• _The task_: Return all lines from the listing below in which the string "городскому" occurs.

-- start --

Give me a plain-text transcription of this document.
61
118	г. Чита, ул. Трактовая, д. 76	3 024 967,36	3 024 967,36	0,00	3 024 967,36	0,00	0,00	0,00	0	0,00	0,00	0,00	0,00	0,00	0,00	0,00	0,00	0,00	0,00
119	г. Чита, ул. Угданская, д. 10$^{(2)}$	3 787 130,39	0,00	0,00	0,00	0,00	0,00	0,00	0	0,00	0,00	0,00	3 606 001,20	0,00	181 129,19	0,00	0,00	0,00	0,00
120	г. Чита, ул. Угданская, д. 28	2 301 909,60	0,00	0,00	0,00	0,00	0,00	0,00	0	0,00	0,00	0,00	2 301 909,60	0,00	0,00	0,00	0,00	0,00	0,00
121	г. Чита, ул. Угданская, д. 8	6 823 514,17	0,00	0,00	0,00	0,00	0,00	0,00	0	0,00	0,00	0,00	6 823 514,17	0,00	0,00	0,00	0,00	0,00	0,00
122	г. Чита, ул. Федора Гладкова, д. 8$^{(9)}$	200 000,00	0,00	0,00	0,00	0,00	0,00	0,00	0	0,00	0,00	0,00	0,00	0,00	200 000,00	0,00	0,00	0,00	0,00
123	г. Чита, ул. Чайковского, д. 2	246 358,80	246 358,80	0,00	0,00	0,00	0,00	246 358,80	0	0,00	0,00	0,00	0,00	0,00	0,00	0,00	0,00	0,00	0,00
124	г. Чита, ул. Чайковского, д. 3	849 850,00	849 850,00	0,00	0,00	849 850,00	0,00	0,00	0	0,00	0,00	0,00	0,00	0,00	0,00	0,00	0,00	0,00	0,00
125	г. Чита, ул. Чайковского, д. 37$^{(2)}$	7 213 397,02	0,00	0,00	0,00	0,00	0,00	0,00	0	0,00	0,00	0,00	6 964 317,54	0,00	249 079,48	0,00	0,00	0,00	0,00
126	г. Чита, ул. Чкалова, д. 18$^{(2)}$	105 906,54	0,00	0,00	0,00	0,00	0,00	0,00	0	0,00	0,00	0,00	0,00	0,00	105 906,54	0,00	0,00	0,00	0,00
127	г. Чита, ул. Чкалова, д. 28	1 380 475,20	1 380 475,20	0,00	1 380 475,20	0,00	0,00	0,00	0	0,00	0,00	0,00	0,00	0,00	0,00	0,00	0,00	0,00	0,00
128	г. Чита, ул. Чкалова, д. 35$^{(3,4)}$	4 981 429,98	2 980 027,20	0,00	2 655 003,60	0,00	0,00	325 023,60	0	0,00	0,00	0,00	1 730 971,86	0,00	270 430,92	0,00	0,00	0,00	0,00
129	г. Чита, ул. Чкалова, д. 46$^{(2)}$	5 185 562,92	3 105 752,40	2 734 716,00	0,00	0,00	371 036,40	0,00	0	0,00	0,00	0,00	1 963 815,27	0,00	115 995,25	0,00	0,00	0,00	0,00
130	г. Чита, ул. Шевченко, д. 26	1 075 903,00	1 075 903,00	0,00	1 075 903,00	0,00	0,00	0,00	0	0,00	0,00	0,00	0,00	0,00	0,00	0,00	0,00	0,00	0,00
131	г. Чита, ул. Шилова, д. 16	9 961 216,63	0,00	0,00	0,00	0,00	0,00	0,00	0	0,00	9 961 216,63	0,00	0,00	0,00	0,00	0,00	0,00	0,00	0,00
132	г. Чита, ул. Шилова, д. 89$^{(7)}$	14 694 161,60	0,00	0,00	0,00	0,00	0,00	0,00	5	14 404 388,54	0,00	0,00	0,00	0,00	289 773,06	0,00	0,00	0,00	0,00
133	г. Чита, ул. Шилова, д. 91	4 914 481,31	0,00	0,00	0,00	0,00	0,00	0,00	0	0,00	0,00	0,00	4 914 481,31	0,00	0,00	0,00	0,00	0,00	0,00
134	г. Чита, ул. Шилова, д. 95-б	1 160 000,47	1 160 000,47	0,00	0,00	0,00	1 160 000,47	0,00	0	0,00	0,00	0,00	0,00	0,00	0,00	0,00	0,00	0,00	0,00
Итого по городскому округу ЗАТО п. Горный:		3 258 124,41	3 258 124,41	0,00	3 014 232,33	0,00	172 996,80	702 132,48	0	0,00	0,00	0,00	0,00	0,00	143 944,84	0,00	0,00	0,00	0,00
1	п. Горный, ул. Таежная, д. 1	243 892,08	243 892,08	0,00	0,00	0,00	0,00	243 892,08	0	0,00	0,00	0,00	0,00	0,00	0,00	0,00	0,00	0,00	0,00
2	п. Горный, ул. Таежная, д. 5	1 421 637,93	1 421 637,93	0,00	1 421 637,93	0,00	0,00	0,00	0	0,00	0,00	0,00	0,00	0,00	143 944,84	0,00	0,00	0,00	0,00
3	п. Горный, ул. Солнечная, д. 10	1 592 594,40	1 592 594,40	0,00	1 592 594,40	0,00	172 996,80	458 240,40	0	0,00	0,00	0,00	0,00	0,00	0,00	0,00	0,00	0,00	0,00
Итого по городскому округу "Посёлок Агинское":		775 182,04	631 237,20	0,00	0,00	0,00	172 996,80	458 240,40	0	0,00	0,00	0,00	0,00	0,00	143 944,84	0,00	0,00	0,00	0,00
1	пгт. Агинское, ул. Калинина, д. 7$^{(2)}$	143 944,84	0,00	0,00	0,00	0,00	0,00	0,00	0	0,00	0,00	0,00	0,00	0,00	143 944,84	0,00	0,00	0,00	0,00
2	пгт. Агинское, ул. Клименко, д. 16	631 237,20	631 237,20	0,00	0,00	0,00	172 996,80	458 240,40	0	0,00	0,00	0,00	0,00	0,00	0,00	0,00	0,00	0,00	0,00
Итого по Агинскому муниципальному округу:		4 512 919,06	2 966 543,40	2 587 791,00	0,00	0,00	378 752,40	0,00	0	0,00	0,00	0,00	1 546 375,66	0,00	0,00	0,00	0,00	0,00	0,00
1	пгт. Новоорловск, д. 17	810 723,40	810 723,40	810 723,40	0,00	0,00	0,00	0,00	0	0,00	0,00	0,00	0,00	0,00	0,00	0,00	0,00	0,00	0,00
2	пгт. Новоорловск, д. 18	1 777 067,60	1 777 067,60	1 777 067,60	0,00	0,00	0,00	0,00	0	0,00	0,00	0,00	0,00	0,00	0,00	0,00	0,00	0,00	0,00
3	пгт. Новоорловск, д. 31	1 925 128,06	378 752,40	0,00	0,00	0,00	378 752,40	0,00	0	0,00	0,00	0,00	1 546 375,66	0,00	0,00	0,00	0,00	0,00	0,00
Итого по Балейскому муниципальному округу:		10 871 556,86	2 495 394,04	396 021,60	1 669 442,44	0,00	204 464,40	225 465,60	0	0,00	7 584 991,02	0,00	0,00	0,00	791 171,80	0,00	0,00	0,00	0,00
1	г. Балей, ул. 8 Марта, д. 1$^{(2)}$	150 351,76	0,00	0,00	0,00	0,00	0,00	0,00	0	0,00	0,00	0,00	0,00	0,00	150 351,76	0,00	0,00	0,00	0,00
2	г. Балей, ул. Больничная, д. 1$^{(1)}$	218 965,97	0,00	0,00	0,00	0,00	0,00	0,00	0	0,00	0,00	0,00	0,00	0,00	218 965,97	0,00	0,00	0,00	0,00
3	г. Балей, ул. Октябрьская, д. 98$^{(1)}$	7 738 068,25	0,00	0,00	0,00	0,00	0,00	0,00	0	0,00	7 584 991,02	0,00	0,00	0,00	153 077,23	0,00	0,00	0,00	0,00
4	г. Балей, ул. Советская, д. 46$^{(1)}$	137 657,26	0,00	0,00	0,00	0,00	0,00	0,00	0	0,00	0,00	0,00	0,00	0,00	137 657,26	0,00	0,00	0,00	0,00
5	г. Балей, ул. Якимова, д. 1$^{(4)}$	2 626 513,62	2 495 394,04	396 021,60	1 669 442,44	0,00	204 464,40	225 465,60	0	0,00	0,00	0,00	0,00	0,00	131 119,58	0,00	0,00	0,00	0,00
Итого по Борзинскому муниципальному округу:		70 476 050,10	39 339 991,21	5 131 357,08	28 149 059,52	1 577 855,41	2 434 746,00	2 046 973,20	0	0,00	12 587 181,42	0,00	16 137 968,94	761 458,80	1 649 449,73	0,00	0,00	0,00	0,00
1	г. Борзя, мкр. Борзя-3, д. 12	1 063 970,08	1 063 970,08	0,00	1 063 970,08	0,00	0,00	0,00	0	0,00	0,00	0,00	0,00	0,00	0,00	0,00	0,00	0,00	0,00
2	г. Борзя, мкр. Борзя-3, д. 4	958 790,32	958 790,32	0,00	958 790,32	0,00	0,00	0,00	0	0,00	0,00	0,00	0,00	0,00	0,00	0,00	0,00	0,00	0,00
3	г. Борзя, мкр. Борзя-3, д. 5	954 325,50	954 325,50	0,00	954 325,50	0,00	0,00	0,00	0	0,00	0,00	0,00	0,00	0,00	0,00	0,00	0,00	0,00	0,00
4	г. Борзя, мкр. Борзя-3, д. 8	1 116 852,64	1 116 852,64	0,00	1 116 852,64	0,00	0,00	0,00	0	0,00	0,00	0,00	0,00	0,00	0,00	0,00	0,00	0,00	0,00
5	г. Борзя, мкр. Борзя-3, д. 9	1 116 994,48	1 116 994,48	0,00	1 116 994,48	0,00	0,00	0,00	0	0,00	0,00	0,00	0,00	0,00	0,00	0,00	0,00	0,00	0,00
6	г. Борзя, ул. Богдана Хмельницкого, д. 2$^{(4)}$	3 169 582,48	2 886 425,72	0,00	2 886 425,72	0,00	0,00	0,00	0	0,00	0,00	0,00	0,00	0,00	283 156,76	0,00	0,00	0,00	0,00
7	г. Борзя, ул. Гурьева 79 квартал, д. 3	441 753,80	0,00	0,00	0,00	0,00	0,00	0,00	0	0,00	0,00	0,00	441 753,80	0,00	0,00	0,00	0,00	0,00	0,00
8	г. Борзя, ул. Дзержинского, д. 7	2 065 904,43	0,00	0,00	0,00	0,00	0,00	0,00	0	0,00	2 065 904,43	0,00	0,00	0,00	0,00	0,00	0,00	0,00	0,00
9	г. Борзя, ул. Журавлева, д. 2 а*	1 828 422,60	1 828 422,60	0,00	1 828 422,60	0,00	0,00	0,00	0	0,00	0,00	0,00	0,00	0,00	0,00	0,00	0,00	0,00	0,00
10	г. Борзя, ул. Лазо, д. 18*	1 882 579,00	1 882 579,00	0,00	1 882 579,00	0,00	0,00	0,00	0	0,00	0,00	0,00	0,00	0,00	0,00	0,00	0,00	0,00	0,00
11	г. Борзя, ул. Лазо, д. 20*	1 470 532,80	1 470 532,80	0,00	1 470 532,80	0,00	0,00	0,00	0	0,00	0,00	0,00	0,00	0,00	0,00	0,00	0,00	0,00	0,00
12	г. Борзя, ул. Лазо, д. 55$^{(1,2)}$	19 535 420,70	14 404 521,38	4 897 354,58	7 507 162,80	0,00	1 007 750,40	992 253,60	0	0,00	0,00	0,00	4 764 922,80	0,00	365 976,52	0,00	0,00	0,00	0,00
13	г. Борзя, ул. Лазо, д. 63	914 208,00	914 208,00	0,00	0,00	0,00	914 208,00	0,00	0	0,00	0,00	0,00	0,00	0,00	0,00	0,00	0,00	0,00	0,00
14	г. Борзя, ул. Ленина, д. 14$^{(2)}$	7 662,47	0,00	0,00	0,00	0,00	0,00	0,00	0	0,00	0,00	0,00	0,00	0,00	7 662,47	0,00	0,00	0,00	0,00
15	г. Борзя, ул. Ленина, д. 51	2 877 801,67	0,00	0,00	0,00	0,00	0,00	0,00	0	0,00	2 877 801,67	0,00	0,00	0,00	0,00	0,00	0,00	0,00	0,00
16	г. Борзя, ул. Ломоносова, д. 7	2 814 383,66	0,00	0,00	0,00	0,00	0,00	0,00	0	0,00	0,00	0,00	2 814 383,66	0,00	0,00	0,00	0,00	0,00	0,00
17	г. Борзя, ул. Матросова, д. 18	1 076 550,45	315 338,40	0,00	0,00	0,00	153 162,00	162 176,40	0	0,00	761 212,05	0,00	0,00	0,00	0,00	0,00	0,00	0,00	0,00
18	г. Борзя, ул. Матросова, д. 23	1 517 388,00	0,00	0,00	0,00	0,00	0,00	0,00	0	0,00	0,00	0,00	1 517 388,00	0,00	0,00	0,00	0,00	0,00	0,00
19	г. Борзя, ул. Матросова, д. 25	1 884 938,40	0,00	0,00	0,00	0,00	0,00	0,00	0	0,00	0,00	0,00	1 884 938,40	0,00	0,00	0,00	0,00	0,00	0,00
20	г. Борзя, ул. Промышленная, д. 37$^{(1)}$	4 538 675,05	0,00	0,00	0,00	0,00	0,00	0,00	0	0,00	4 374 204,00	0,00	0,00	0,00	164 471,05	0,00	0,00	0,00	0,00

-- end --

• _Result of the exercise_:
Итого по городскому округу ЗАТО п. Горный:		3 258 124,41	3 258 124,41	0,00	3 014 232,33	0,00	172 996,80	702 132,48	0	0,00	0,00	0,00	0,00	0,00	143 944,84	0,00	0,00	0,00	0,00
Итого по городскому округу "Посёлок Агинское":		775 182,04	631 237,20	0,00	0,00	0,00	172 996,80	458 240,40	0	0,00	0,00	0,00	0,00	0,00	143 944,84	0,00	0,00	0,00	0,00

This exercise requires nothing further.